It's not the genetics -- "The background strain of the mice was C57BL/6" (Supplementary Data S1 Experimental procedures) -- but I'd say there's good reason to think it's the classic "fat rats" problem: all they say about food intake is "standard Lab Diet 5001 chow (Purina Lab Diet, St. Louis, MO) ad libidum", which absent additional precaution means the animals spent all day snacking their way into metabolic morbidity. And the authors say (evidently not thinking of this confounder):
Quickly skimming & "Find"-ing through the latter, I don't actually see where this is documented, but it's consistent with PMIDs 21197386, 20877574, and 19208906, and also with studies reviewed in the last of these citations:
Of course, this is what you'd expect from a mutation that drives fuel into muscle building. So I'm going to guess that the mutation kept their -/+ animals at normal leanness, leading to normal LS, while their controls became obese and metabolically morbid, and accordingly short-lived.
@Michael:- Thank you for the analysis. Unfortunately "the animals spent all day snacking their way into metabolic morbidity" aptly describes a large proportion of the human population as well. If myostatin knockout/inhibition can mitigate the detrimental effects of such, that's still a suggestion of its utility.
There's also the question whether age-related sarcopenia would be expected to have a measurable negative effect on lifespan or only on quality of life.
José wrote: Unfortunately "the animals spent all day snacking their way into metabolic morbidity" aptly describes a large proportion of the human population as well. If myostatin knockout/inhibition can mitigate the detrimental effects of such, that's still a suggestion of its utility.
... as a treatment for Type II diabetes and metabolic syndrome, perhaps. But that's quite a different thing from a genuine extension of normal, healthy lifespan.
José wroteThere's also the question whether age-related sarcopenia would be expected to have a measurable negative effect on lifespan or only on quality of life.

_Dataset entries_
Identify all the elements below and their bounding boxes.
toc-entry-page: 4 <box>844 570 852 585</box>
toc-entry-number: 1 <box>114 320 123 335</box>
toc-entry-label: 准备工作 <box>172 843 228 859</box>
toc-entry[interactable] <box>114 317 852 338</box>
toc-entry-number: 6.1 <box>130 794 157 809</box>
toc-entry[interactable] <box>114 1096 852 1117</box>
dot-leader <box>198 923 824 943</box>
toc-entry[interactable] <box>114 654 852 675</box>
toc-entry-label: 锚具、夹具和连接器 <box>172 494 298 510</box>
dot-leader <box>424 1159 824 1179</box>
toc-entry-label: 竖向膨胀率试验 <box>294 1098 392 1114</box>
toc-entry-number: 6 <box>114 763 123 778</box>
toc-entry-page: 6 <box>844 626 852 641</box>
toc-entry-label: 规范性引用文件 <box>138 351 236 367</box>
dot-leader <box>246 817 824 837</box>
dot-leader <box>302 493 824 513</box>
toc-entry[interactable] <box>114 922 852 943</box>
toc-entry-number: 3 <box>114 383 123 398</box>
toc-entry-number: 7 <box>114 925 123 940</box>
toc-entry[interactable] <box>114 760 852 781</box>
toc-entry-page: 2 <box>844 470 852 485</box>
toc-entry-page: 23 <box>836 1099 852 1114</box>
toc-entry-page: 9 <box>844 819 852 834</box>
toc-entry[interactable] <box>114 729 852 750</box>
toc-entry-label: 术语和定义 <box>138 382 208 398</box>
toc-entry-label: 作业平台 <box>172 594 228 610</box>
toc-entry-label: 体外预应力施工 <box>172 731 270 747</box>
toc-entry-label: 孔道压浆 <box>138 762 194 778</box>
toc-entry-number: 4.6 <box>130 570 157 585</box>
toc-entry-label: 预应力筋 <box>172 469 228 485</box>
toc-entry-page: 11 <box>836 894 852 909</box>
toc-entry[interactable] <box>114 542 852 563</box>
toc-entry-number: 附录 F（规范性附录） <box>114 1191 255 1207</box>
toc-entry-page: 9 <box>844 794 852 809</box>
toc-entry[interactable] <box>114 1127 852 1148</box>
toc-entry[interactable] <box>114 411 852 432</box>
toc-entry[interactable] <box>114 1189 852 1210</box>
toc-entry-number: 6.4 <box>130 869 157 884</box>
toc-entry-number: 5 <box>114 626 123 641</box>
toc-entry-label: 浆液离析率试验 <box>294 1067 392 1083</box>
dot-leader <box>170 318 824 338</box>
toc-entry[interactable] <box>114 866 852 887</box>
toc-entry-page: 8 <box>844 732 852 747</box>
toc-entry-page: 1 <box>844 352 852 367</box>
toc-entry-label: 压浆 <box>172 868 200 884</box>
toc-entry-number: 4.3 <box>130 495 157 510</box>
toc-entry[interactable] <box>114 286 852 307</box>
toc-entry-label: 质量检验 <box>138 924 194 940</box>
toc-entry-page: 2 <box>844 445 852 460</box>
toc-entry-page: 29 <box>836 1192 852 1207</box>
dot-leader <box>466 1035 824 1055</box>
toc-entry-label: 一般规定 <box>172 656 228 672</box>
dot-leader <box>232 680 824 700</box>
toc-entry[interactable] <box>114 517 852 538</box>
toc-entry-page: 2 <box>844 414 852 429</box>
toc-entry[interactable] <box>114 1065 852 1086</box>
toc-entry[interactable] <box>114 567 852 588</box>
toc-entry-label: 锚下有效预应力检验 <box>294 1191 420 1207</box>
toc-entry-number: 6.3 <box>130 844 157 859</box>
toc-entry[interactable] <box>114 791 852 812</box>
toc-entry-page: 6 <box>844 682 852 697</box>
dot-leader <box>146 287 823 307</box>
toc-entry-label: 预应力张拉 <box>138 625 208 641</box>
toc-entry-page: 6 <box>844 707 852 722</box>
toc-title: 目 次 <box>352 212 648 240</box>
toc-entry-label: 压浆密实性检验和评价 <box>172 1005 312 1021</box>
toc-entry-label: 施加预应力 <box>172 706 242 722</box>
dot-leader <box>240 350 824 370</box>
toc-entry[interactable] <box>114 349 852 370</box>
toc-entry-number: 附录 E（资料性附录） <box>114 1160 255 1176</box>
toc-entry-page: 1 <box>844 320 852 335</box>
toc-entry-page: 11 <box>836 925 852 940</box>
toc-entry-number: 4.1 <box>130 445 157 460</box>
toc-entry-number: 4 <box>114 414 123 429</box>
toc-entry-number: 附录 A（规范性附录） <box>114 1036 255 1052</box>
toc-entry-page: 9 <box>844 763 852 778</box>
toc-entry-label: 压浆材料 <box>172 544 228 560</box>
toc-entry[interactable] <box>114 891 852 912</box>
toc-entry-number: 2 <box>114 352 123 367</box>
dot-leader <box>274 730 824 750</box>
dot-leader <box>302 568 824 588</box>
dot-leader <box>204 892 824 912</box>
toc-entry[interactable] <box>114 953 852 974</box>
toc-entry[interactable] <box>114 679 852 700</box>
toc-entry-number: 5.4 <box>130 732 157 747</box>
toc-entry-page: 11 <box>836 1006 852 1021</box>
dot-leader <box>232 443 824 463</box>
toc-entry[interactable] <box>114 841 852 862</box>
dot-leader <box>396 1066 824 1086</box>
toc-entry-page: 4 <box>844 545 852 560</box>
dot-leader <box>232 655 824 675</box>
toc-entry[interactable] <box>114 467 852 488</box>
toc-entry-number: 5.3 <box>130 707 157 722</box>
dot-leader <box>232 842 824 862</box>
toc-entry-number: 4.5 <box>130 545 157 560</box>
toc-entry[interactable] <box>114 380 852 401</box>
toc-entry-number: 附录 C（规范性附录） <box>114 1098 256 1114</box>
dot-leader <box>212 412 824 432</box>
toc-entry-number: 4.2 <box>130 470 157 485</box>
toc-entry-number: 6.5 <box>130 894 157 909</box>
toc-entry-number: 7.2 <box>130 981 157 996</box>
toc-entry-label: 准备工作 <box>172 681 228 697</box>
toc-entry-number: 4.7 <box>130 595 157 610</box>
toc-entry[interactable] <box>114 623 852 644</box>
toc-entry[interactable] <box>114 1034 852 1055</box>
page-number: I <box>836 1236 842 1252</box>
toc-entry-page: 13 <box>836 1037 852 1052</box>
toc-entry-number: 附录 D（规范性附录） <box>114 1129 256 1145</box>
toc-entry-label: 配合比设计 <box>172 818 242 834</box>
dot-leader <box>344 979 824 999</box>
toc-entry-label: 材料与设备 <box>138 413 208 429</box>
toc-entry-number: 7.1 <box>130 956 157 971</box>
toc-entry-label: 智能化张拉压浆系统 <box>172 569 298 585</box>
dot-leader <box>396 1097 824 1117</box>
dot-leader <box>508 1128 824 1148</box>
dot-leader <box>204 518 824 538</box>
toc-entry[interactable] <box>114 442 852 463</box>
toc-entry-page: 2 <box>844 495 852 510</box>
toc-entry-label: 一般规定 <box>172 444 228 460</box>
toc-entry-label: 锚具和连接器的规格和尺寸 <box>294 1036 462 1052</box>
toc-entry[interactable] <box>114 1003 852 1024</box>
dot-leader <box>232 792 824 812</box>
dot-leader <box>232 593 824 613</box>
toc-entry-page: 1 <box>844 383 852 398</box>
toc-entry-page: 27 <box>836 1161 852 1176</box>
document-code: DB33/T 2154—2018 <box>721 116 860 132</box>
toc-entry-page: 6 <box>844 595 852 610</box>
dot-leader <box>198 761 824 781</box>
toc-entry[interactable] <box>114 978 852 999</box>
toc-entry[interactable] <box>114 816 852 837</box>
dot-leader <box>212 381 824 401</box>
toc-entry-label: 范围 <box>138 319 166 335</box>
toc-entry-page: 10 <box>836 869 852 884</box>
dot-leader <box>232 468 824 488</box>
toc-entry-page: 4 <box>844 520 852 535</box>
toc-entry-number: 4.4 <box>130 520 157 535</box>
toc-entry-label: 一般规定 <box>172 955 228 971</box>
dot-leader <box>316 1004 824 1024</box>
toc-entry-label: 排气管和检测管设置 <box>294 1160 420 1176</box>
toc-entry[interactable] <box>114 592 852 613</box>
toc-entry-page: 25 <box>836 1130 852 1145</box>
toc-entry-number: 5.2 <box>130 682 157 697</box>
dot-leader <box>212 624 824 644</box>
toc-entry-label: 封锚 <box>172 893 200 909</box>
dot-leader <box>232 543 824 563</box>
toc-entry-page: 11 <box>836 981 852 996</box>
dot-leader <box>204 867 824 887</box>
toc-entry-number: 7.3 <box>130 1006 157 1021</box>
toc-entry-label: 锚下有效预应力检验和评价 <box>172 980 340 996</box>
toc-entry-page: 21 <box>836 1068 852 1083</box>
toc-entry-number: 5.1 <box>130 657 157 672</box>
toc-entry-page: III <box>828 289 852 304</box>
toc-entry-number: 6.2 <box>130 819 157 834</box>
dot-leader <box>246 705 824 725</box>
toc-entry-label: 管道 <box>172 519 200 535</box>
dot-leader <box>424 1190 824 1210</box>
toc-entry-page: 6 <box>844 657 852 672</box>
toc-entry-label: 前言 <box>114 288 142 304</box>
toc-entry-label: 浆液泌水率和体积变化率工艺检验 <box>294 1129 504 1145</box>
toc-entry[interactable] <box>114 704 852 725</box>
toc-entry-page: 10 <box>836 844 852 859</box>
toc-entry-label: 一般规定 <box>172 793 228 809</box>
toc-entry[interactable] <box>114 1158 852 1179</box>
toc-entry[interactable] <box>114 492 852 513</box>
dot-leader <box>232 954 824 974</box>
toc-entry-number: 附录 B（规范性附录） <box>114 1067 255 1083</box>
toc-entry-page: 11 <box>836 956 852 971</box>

_Tasks_
A) In the myostatin discussion, what background strain were the mice?
B) Write the next part of the myostatin discussion, picking up after its final line.

_Expected results_
A) C57BL/6

B)
I don't think there's really a question there. However:
(a) if you were going to inhibit myostatin as a treatment for sarcopenia, you'd presumably do it for a short period relatively late in the LS: this putative 15% increase in LS comes from a lifelong haploinsufficiency; and
(b) inhibiting myostatin is a dubious strategy against sarcopenia in any case. Even in young, healthy animals, inhibition of myostatin leads to bigger but proportionately weaker muscles, apparently in part because it causes myocyte hypertrophy but fails to recruit myoblasts, leading to muscles that can't be fully recruited to generate force. When you consider doing this to biologically aged people with sarcopenia or its beginnings, you have to remember that there's a lot of things wrong with old muscle tissue beyond mere atrophy, including degeneration of neuromuscular junctions, mitochondrial impairments, infiltration and replacement of muscle tissue with adipose and collagen, etc. As a result, old muscle, like muscle grown through myostatin inhibition, is disproportionately weak to its mass compared to young muscle. Just adding intrinsically dysfunctional mass onto a degenerating foundation is not a good solution.
Regarding that 15% increase in the maximum lifespan, I assume that is compared to the control group, but how did the maximum lifespan compare to the maximum lifespan for the species?